[Some records]

+++++

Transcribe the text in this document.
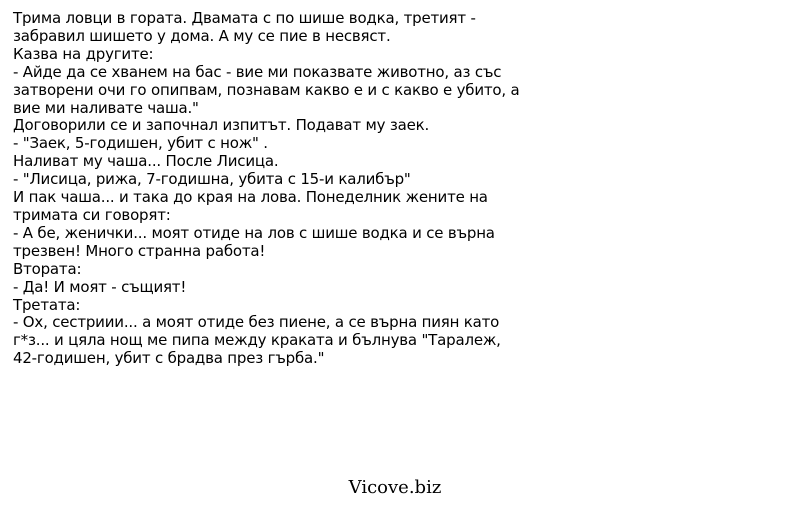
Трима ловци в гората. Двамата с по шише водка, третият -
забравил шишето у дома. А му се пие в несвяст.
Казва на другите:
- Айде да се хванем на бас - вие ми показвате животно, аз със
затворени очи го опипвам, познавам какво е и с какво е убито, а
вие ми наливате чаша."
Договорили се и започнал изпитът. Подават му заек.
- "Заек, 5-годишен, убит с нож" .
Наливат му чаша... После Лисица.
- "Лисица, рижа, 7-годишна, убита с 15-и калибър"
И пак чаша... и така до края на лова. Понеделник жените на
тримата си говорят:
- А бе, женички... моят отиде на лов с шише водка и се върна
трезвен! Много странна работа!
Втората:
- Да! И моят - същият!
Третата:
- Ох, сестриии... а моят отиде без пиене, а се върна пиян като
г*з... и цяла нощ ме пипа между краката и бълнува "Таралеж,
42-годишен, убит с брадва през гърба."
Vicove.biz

+++++

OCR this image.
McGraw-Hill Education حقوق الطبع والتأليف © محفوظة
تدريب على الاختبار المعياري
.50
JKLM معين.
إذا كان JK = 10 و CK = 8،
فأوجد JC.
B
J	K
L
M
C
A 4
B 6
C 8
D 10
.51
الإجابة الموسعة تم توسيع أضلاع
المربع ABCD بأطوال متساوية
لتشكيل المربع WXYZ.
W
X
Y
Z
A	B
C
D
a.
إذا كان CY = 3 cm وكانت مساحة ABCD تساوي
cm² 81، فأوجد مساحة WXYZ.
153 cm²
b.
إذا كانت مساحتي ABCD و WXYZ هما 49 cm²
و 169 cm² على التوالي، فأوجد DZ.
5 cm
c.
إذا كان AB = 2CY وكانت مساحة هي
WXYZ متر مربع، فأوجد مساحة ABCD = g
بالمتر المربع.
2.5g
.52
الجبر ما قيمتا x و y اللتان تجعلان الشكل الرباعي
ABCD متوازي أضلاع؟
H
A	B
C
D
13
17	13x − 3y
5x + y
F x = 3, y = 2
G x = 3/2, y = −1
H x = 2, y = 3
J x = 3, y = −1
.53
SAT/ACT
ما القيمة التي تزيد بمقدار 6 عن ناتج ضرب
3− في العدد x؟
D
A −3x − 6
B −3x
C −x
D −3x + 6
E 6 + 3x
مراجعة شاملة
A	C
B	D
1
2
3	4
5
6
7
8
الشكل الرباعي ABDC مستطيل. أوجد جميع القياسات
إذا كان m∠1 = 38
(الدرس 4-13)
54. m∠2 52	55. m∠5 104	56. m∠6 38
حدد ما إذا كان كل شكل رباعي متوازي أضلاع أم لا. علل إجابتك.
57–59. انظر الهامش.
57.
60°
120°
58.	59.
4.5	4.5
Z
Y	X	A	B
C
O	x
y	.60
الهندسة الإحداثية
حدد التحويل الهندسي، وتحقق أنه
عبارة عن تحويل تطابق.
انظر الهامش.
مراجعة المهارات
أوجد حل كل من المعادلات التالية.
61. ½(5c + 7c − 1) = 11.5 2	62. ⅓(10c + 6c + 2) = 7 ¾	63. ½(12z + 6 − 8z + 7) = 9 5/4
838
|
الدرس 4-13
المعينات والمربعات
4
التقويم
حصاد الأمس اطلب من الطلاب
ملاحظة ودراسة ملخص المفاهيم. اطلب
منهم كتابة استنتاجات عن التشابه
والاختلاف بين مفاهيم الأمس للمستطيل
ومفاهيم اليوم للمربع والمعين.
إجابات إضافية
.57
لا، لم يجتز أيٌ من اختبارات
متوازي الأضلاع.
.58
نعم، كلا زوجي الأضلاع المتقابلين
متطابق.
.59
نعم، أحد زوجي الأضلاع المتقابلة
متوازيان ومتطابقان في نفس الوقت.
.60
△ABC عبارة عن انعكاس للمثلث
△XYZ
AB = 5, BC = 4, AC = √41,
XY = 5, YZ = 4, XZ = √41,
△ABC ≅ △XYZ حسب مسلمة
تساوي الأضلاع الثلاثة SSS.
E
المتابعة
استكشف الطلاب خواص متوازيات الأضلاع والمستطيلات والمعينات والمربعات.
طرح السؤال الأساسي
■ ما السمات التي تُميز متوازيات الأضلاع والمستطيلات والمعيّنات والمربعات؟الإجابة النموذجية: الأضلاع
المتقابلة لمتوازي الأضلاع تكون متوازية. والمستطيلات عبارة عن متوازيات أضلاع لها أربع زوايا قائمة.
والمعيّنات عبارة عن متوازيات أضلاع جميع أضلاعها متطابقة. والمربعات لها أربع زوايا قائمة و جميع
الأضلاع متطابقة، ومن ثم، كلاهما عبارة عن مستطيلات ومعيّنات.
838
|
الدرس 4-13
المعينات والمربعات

+++++

STATED GOAL: Where a line of the material above holds the string "чаша", copy that line.

SOLUTION:
вие ми наливате чаша."
Наливат му чаша... После Лисица.
И пак чаша... и така до края на лова. Понеделник жените на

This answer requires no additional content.